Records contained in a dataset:

==================================================

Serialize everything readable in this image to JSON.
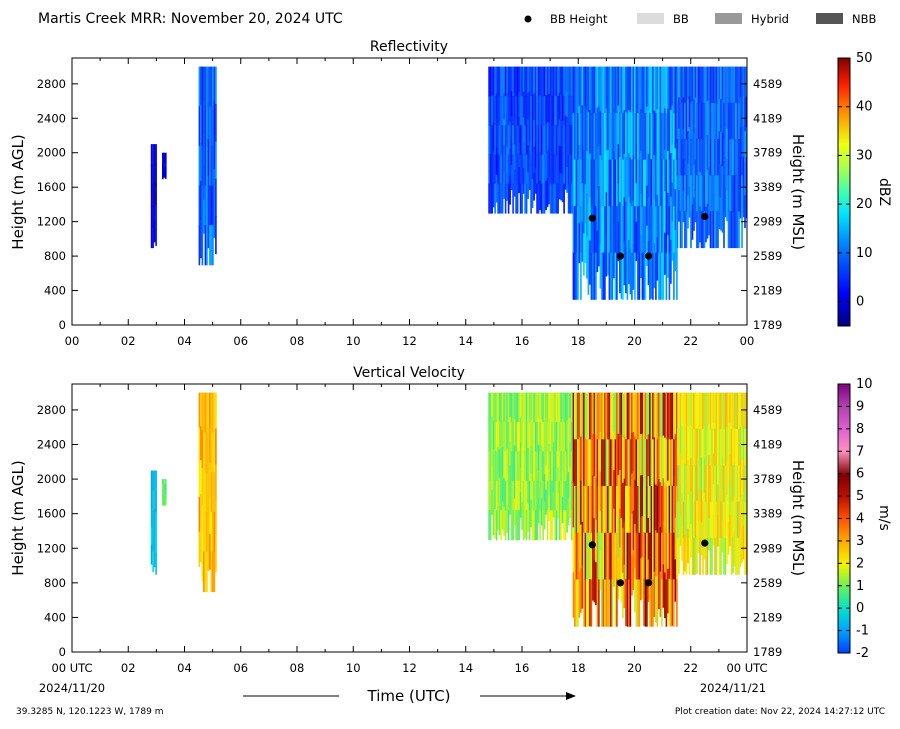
{
  "header": {
    "title": "Martis Creek MRR:  November 20, 2024 UTC",
    "legend": [
      {
        "label": "BB Height",
        "kind": "dot",
        "color": "#000000"
      },
      {
        "label": "BB",
        "kind": "patch",
        "color": "#dcdcdc"
      },
      {
        "label": "Hybrid",
        "kind": "patch",
        "color": "#999999"
      },
      {
        "label": "NBB",
        "kind": "patch",
        "color": "#555555"
      }
    ]
  },
  "footer": {
    "location": "39.3285 N, 120.1223 W, 1789 m",
    "created": "Plot creation date: Nov 22, 2024 14:27:12 UTC",
    "start_date": "2024/11/20",
    "end_date": "2024/11/21",
    "time_label": "Time (UTC)"
  },
  "chart_data": [
    {
      "type": "heatmap",
      "title": "Reflectivity",
      "ylabel": "Height (m AGL)",
      "ylabel_right": "Height (m MSL)",
      "xlim": [
        0,
        24
      ],
      "ylim": [
        0,
        3100
      ],
      "x_ticks": [
        "00",
        "02",
        "04",
        "06",
        "08",
        "10",
        "12",
        "14",
        "16",
        "18",
        "20",
        "22",
        "00"
      ],
      "y_ticks": [
        0,
        400,
        800,
        1200,
        1600,
        2000,
        2400,
        2800
      ],
      "y_ticks_right": [
        "1789",
        "2189",
        "2589",
        "2989",
        "3389",
        "3789",
        "4189",
        "4589"
      ],
      "colorbar": {
        "label": "dBZ",
        "min": -5,
        "max": 50,
        "ticks": [
          0,
          10,
          20,
          30,
          40,
          50
        ]
      },
      "echo_segments": [
        {
          "x_start": 2.8,
          "x_end": 3.0,
          "y_bottom": 900,
          "y_top": 2100,
          "value_range": [
            -3,
            3
          ]
        },
        {
          "x_start": 3.2,
          "x_end": 3.35,
          "y_bottom": 1700,
          "y_top": 2000,
          "value_range": [
            -3,
            3
          ]
        },
        {
          "x_start": 4.5,
          "x_end": 5.1,
          "y_bottom": 700,
          "y_top": 3000,
          "value_range": [
            3,
            14
          ]
        },
        {
          "x_start": 14.8,
          "x_end": 17.8,
          "y_bottom": 1300,
          "y_top": 3000,
          "value_range": [
            2,
            12
          ]
        },
        {
          "x_start": 17.8,
          "x_end": 21.5,
          "y_bottom": 300,
          "y_top": 3000,
          "value_range": [
            4,
            18
          ]
        },
        {
          "x_start": 21.5,
          "x_end": 24.0,
          "y_bottom": 900,
          "y_top": 3000,
          "value_range": [
            4,
            14
          ]
        }
      ],
      "bb_height": [
        {
          "x": 18.5,
          "y": 1240
        },
        {
          "x": 19.5,
          "y": 800
        },
        {
          "x": 20.5,
          "y": 800
        },
        {
          "x": 22.5,
          "y": 1260
        }
      ]
    },
    {
      "type": "heatmap",
      "title": "Vertical Velocity",
      "ylabel": "Height (m AGL)",
      "ylabel_right": "Height (m MSL)",
      "xlabel": "Time (UTC)",
      "xlim": [
        0,
        24
      ],
      "ylim": [
        0,
        3100
      ],
      "x_ticks": [
        "00 UTC",
        "02",
        "04",
        "06",
        "08",
        "10",
        "12",
        "14",
        "16",
        "18",
        "20",
        "22",
        "00 UTC"
      ],
      "y_ticks": [
        0,
        400,
        800,
        1200,
        1600,
        2000,
        2400,
        2800
      ],
      "y_ticks_right": [
        "1789",
        "2189",
        "2589",
        "2989",
        "3389",
        "3789",
        "4189",
        "4589"
      ],
      "colorbar": {
        "label": "m/s",
        "min": -2,
        "max": 10,
        "ticks": [
          -2,
          -1,
          0,
          1,
          2,
          3,
          4,
          5,
          6,
          7,
          8,
          9,
          10
        ]
      },
      "echo_segments": [
        {
          "x_start": 2.8,
          "x_end": 3.0,
          "y_bottom": 900,
          "y_top": 2100,
          "value_range": [
            -1,
            0
          ]
        },
        {
          "x_start": 3.2,
          "x_end": 3.35,
          "y_bottom": 1700,
          "y_top": 2000,
          "value_range": [
            0.5,
            1.2
          ]
        },
        {
          "x_start": 4.5,
          "x_end": 5.1,
          "y_bottom": 700,
          "y_top": 3000,
          "value_range": [
            2,
            3.5
          ]
        },
        {
          "x_start": 14.8,
          "x_end": 17.8,
          "y_bottom": 1300,
          "y_top": 3000,
          "value_range": [
            0.5,
            2
          ]
        },
        {
          "x_start": 17.8,
          "x_end": 21.5,
          "y_bottom": 300,
          "y_top": 3000,
          "value_range": [
            1,
            6
          ]
        },
        {
          "x_start": 21.5,
          "x_end": 24.0,
          "y_bottom": 900,
          "y_top": 3000,
          "value_range": [
            1,
            3
          ]
        }
      ],
      "bb_height": [
        {
          "x": 18.5,
          "y": 1240
        },
        {
          "x": 19.5,
          "y": 800
        },
        {
          "x": 20.5,
          "y": 800
        },
        {
          "x": 22.5,
          "y": 1260
        }
      ]
    }
  ]
}
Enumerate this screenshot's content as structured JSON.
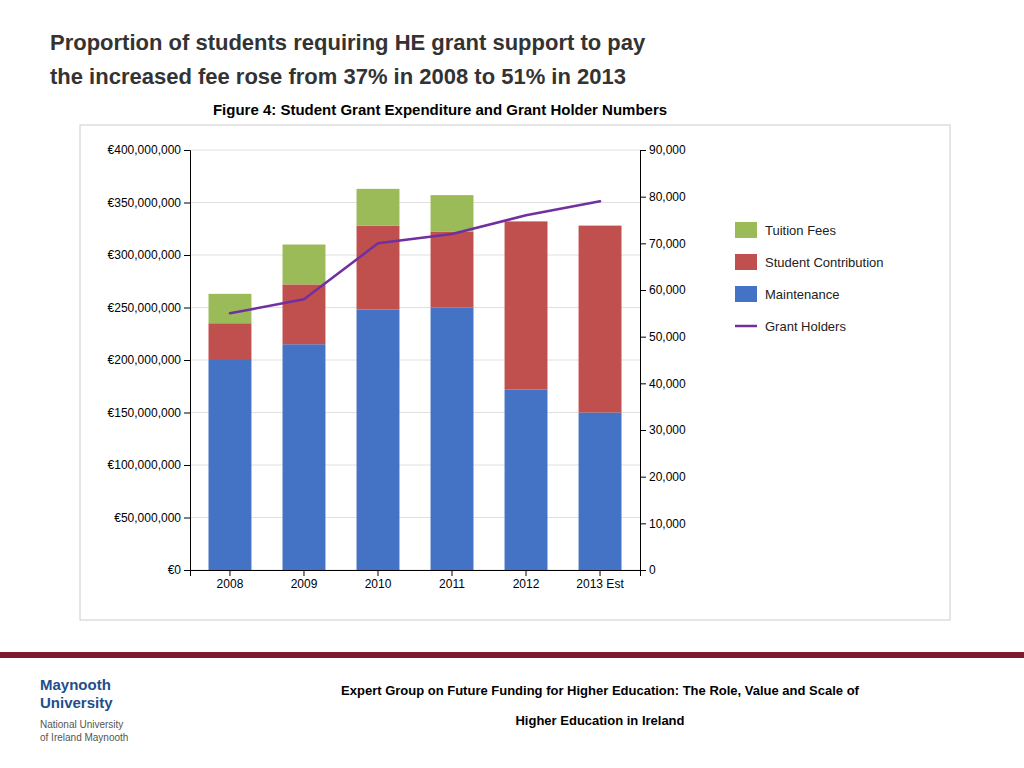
{
  "chart_data": {
    "type": "bar",
    "stacked": true,
    "title": [
      "Proportion of students requiring HE grant support to pay",
      "the increased fee rose from 37% in 2008 to 51% in 2013"
    ],
    "subtitle": "Figure 4:  Student Grant Expenditure and Grant Holder Numbers",
    "categories": [
      "2008",
      "2009",
      "2010",
      "2011",
      "2012",
      "2013 Est"
    ],
    "series": [
      {
        "name": "Maintenance",
        "type": "bar",
        "color": "#4472C4",
        "values": [
          200000000,
          215000000,
          248000000,
          250000000,
          172000000,
          150000000
        ]
      },
      {
        "name": "Student Contribution",
        "type": "bar",
        "color": "#C0504D",
        "values": [
          35000000,
          57000000,
          80000000,
          72000000,
          160000000,
          178000000
        ]
      },
      {
        "name": "Tuition Fees",
        "type": "bar",
        "color": "#9BBB59",
        "values": [
          28000000,
          38000000,
          35000000,
          35000000,
          0,
          0
        ]
      },
      {
        "name": "Grant Holders",
        "type": "line",
        "axis": "y2",
        "color": "#7030A0",
        "values": [
          55000,
          58000,
          70000,
          72000,
          76000,
          79000
        ]
      }
    ],
    "ylim": [
      0,
      400000000
    ],
    "yticks": [
      {
        "value": 0,
        "label": "€0"
      },
      {
        "value": 50000000,
        "label": "€50,000,000"
      },
      {
        "value": 100000000,
        "label": "€100,000,000"
      },
      {
        "value": 150000000,
        "label": "€150,000,000"
      },
      {
        "value": 200000000,
        "label": "€200,000,000"
      },
      {
        "value": 250000000,
        "label": "€250,000,000"
      },
      {
        "value": 300000000,
        "label": "€300,000,000"
      },
      {
        "value": 350000000,
        "label": "€350,000,000"
      },
      {
        "value": 400000000,
        "label": "€400,000,000"
      }
    ],
    "y2lim": [
      0,
      90000
    ],
    "y2ticks": [
      0,
      {
        "value": 10000,
        "label": "10,000"
      },
      {
        "value": 20000,
        "label": "20,000"
      },
      {
        "value": 30000,
        "label": "30,000"
      },
      {
        "value": 40000,
        "label": "40,000"
      },
      {
        "value": 50000,
        "label": "50,000"
      },
      {
        "value": 60000,
        "label": "60,000"
      },
      {
        "value": 70000,
        "label": "70,000"
      },
      {
        "value": 80000,
        "label": "80,000"
      },
      {
        "value": 90000,
        "label": "90,000"
      }
    ],
    "grid": true,
    "legend": "right",
    "annotations": [
      "Maynooth",
      "University",
      "National University",
      "of Ireland Maynooth",
      "Expert Group on Future Funding for Higher Education: The Role, Value and Scale of",
      "Higher Education in Ireland"
    ]
  }
}
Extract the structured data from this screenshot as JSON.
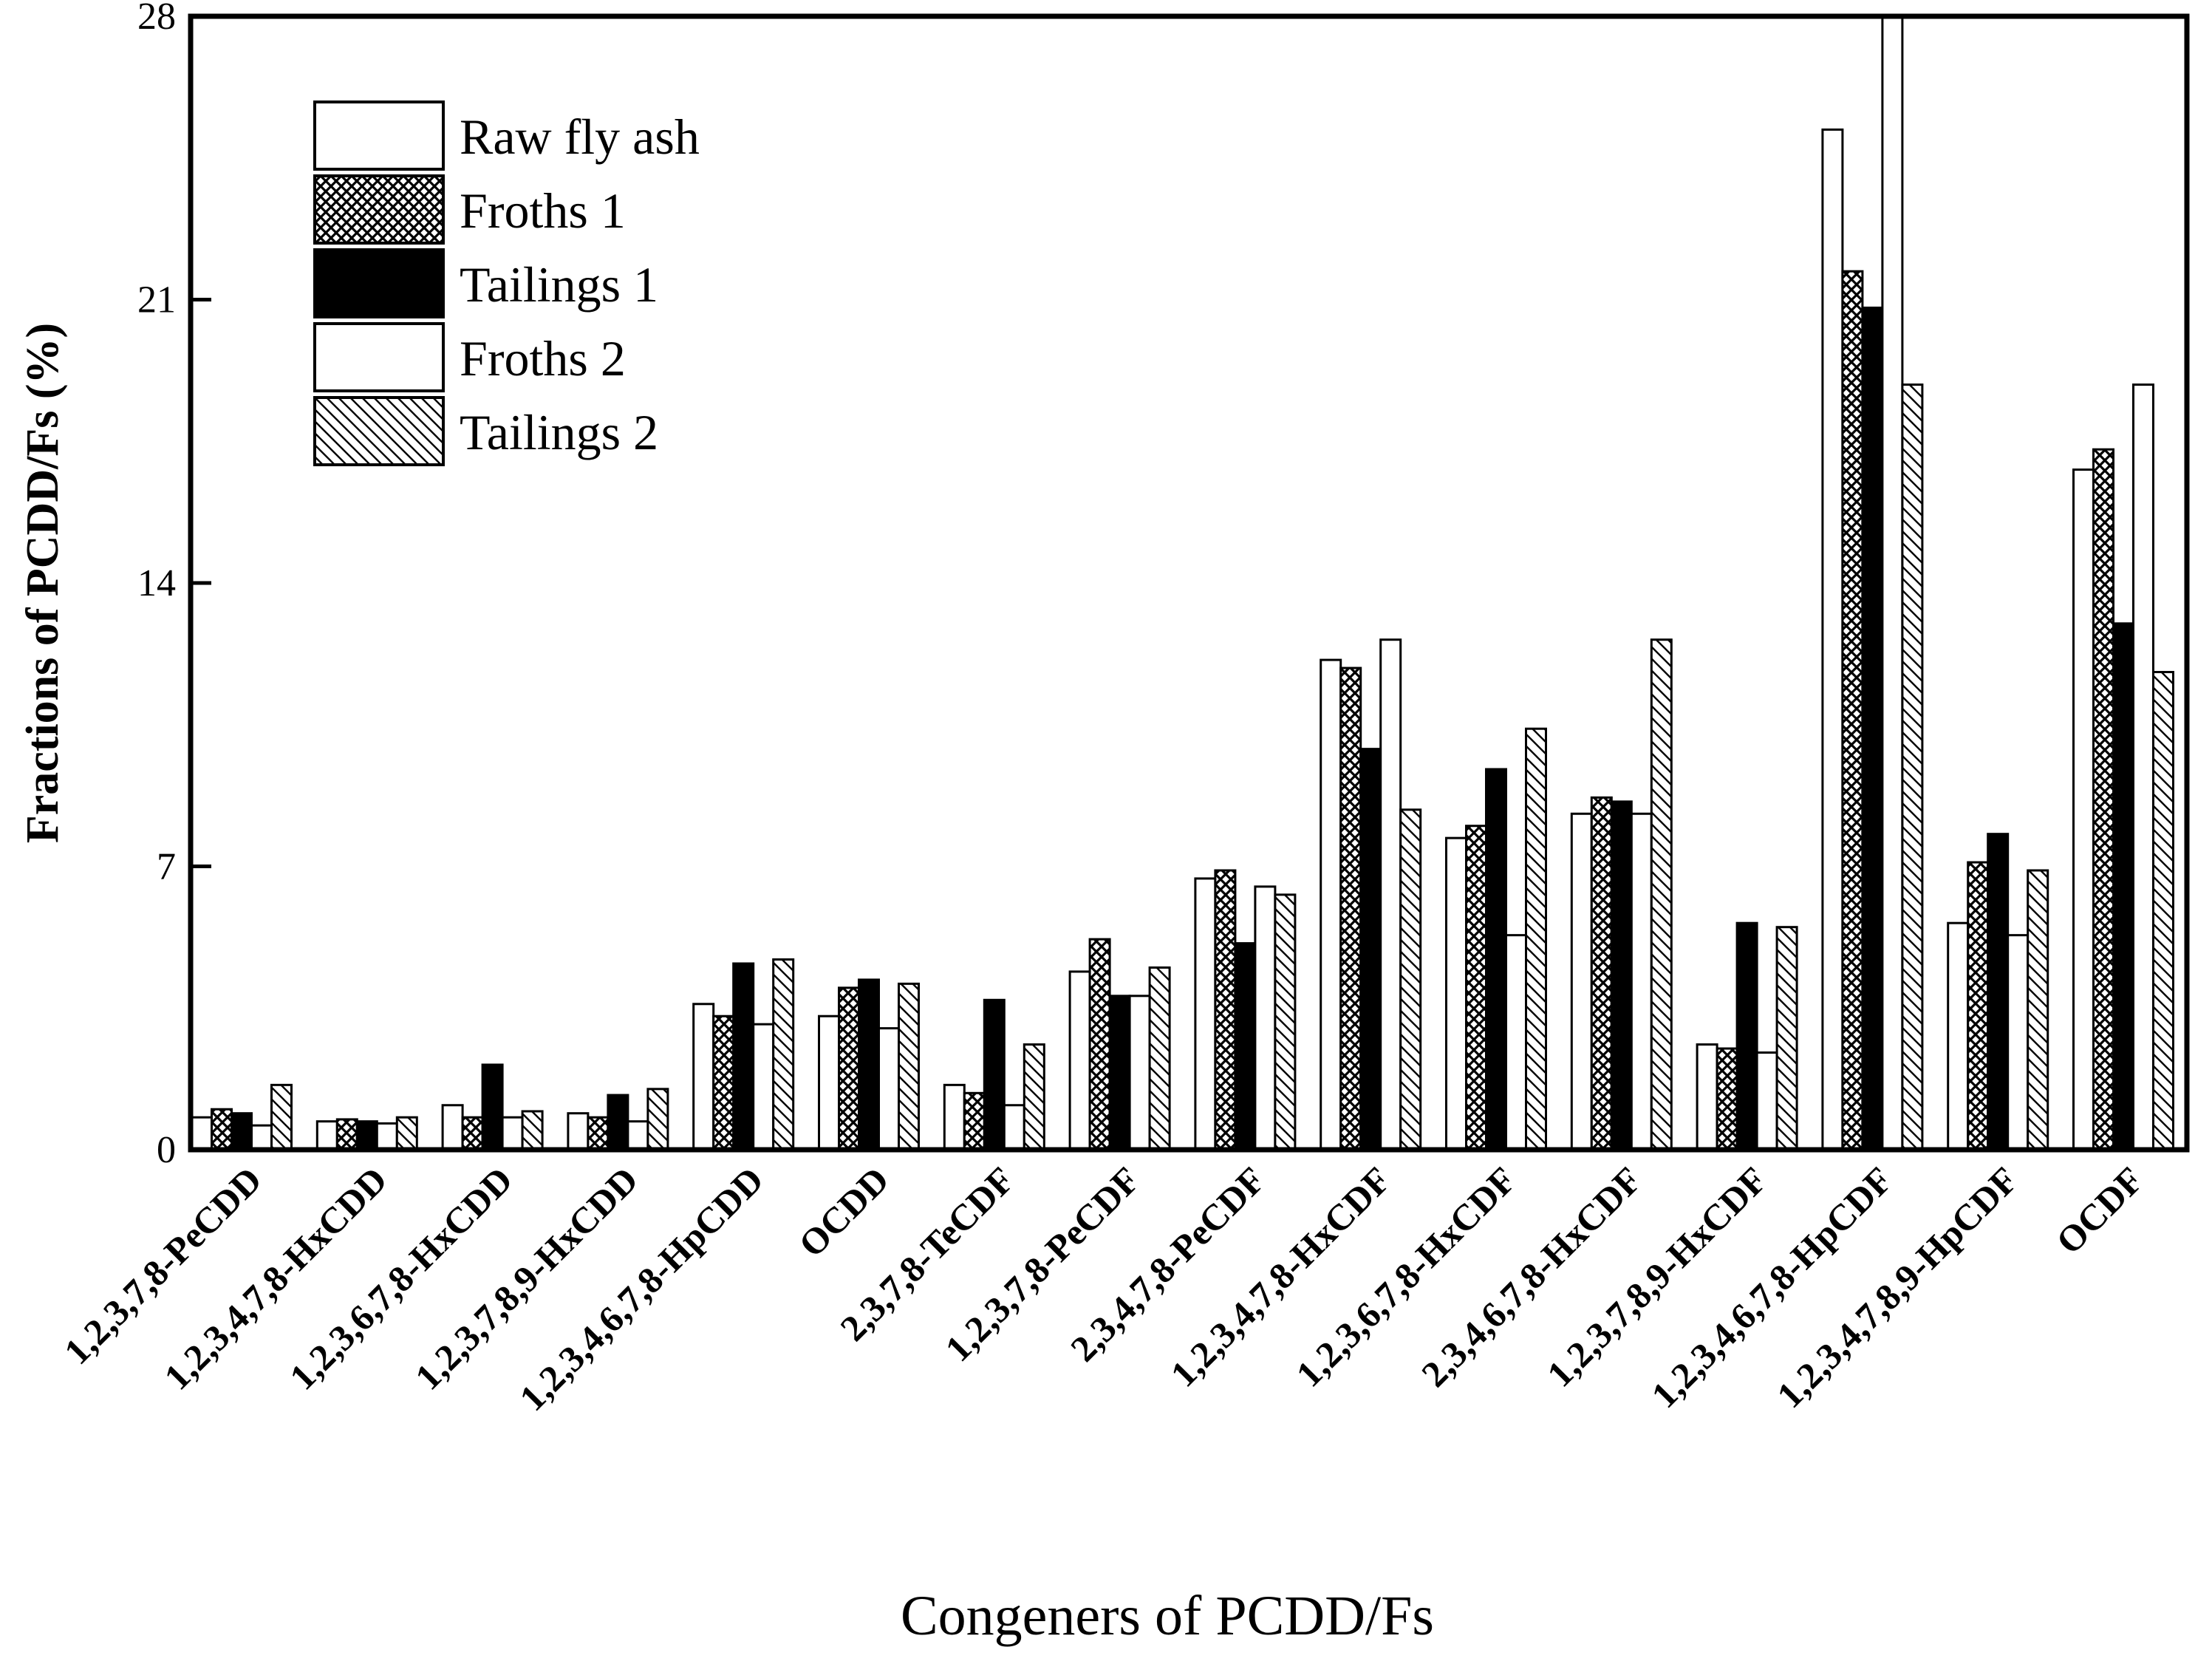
{
  "chart_data": {
    "type": "bar",
    "title": "",
    "xlabel": "Congeners of PCDD/Fs",
    "ylabel": "Fractions of PCDD/Fs (%)",
    "ylim": [
      0,
      28
    ],
    "yticks": [
      0,
      7,
      14,
      21,
      28
    ],
    "grid": false,
    "legend_position": "top-left",
    "categories": [
      "1,2,3,7,8-PeCDD",
      "1,2,3,4,7,8-HxCDD",
      "1,2,3,6,7,8-HxCDD",
      "1,2,3,7,8,9-HxCDD",
      "1,2,3,4,6,7,8-HpCDD",
      "OCDD",
      "2,3,7,8-TeCDF",
      "1,2,3,7,8-PeCDF",
      "2,3,4,7,8-PeCDF",
      "1,2,3,4,7,8-HxCDF",
      "1,2,3,6,7,8-HxCDF",
      "2,3,4,6,7,8-HxCDF",
      "1,2,3,7,8,9-HxCDF",
      "1,2,3,4,6,7,8-HpCDF",
      "1,2,3,4,7,8,9-HpCDF",
      "OCDF"
    ],
    "series": [
      {
        "name": "Raw fly ash",
        "pattern": "open",
        "values": [
          0.8,
          0.7,
          1.1,
          0.9,
          3.6,
          3.3,
          1.6,
          4.4,
          6.7,
          12.1,
          7.7,
          8.3,
          2.6,
          25.2,
          5.6,
          16.8
        ]
      },
      {
        "name": "Froths 1",
        "pattern": "crosshatch",
        "values": [
          1.0,
          0.75,
          0.8,
          0.8,
          3.3,
          4.0,
          1.4,
          5.2,
          6.9,
          11.9,
          8.0,
          8.7,
          2.5,
          21.7,
          7.1,
          17.3
        ]
      },
      {
        "name": "Tailings 1",
        "pattern": "solid",
        "values": [
          0.9,
          0.7,
          2.1,
          1.35,
          4.6,
          4.2,
          3.7,
          3.8,
          5.1,
          9.9,
          9.4,
          8.6,
          5.6,
          20.8,
          7.8,
          13.0
        ]
      },
      {
        "name": "Froths 2",
        "pattern": "open",
        "values": [
          0.6,
          0.65,
          0.8,
          0.7,
          3.1,
          3.0,
          1.1,
          3.8,
          6.5,
          12.6,
          5.3,
          8.3,
          2.4,
          28.0,
          5.3,
          18.9
        ]
      },
      {
        "name": "Tailings 2",
        "pattern": "diagonal",
        "values": [
          1.6,
          0.8,
          0.95,
          1.5,
          4.7,
          4.1,
          2.6,
          4.5,
          6.3,
          8.4,
          10.4,
          12.6,
          5.5,
          18.9,
          6.9,
          11.8
        ]
      }
    ]
  }
}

==================================================

- The task: Go through the listing above and pull out each line containing the word "structured".

- Exercise solution:
Enumerate this screenshot's content as structured JSON.
Extract the structured data from this screenshot as JSON.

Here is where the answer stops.